━━ SELECTED TEXT ━━

Over 50 or more logged measured move trades, filtering by BC retracement depth and volume at the CD breakout reveals which specific variations have the highest completion rates for your markets. JournalPlus’s tagging and filtering tools let you isolate all measured move trades by timeframe, retracement depth, or volume condition — turning anecdotal observations into statistically meaningful pattern reviews.

For deeper reading on related continuation setups, see the bull flag pattern, the pennant vs. wedge comparison, and the Elliott Wave pattern guide for how AB=CD fits within larger wave structures.

Common Mistakes

Entering during the BC correction instead of waiting for the CD breakout — price may not form a valid D leg at all

Accepting BC retracements deeper than 61.8%, which signals a potential trend reversal rather than a continuation

Confusing the measured move with the harmonic ABCD — harmonic patterns require exact Fibonacci ratios at every leg, the classical measured move only requires CD ≈ AB in price distance

Ignoring time symmetry — a CD leg that takes 3x the duration of AB often signals weakening momentum and a lower-quality setup

Setting a single target at D and missing the 1.272/1.618 extension when volume and momentum remain strong through the primary target

Frequently Asked Questions

What is the difference between the measured move and the harmonic ABCD pattern?

The classical measured move only requires that the CD leg approximately equals the AB leg in price distance. The harmonic ABCD (as defined by Scott Carney in 'Harmonic Trading') requires BC to equal exactly 0.618 or 0.786 of AB, and CD to equal 1.272 or 1.618 of BC — strict Fibonacci ratios at every turning point. The classical version is more forgiving and occurs more frequently, making it practical for discretionary traders.

What Fibonacci levels matter most for the measured move?

Two levels are critical. First, the BC retracement should fall in the 38.2%–61.8% zone of AB — this is the 'golden zone' documented by Edwards and Magee. Second, the D target aligns with the 1.0 Fibonacci extension of AB measured from C. When both conditions are met, you have a high-confluence zone where price is likely to react.

Does the measured move work in both bullish and bearish markets?

━━━

### WHAT YOU WILL DO
Reproduce, word for word, the portion of the measured move text starting at "Over 50 or more" and ending at "meaningful pattern reviews.".

━━ EXCERPTED RECORDS ━━

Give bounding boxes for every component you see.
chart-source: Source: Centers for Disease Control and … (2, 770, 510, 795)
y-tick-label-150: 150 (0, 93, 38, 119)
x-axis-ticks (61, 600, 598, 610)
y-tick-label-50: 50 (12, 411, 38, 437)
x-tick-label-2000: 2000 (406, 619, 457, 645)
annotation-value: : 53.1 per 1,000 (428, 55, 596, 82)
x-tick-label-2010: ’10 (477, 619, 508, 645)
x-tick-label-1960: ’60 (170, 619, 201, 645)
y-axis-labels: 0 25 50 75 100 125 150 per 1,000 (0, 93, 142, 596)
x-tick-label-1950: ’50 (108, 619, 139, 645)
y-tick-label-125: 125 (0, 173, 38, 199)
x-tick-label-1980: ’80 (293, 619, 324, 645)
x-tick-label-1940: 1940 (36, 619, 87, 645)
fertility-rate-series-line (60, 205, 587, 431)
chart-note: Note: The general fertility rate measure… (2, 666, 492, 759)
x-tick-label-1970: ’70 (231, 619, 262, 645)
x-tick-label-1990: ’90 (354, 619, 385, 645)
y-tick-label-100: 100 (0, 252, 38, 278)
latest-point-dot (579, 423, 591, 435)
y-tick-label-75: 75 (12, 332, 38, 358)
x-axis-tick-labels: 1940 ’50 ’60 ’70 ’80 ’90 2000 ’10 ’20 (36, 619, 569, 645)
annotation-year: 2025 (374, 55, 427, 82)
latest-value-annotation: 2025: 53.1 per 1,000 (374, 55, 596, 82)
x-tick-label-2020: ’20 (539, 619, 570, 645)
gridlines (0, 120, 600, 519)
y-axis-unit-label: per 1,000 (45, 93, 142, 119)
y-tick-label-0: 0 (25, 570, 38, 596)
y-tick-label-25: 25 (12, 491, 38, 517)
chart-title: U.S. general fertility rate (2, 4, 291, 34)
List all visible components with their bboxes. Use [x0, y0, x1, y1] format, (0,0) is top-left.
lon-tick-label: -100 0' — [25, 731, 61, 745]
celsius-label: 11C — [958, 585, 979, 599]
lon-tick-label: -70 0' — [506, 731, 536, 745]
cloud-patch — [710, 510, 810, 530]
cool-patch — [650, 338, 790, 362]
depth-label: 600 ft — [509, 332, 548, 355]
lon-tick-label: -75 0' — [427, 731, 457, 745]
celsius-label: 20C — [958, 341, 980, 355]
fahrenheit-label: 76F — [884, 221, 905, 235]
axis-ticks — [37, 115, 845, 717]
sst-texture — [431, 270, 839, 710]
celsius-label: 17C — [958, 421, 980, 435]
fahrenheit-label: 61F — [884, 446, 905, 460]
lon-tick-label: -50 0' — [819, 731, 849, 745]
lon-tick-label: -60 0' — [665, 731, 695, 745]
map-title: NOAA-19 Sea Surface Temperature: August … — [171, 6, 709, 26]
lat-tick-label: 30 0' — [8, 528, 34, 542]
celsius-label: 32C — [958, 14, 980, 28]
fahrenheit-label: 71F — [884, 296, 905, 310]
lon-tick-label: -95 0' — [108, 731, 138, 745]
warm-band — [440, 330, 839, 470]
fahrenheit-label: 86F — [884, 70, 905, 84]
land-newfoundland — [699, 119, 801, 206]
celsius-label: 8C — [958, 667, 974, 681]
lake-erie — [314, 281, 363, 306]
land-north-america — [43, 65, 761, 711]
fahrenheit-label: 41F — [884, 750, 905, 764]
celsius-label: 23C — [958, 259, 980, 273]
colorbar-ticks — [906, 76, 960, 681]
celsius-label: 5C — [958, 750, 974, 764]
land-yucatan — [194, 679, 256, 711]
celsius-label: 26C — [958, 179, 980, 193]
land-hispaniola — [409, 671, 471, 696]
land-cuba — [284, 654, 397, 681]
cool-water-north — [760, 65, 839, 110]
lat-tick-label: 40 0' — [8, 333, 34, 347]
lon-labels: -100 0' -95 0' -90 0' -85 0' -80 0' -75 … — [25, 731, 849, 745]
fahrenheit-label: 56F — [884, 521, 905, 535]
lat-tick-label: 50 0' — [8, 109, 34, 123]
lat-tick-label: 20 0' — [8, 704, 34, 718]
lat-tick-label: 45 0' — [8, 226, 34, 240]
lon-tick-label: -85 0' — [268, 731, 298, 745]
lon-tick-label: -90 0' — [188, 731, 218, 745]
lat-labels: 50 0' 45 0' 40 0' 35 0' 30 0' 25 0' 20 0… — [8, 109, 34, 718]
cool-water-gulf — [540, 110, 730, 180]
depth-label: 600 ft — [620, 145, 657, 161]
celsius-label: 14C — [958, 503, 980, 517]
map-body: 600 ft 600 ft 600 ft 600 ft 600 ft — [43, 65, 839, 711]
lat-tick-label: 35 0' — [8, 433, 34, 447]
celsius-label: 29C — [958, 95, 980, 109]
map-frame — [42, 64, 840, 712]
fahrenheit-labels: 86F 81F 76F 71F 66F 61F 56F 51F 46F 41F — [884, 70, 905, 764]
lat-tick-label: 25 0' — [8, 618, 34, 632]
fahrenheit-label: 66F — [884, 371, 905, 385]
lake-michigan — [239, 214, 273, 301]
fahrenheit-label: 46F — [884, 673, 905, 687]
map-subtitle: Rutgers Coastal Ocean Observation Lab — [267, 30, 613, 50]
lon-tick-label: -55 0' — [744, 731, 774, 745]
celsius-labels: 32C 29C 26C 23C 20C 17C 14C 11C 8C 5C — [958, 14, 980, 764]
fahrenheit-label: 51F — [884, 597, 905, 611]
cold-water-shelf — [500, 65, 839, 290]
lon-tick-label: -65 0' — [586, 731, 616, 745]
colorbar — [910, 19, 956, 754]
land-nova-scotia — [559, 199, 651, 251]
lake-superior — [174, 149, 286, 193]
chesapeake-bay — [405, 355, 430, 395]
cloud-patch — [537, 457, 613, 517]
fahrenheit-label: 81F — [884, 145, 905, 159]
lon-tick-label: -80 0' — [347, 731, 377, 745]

━━━

### SOLUTION
Over 50 or more logged measured move trades, filtering by BC retracement depth and volume at the CD breakout reveals which specific variations have the highest completion rates for your markets. JournalPlus’s tagging and filtering tools let you isolate all measured move trades by timeframe, retracement depth, or volume condition — turning anecdotal observations into statistically meaningful pattern reviews.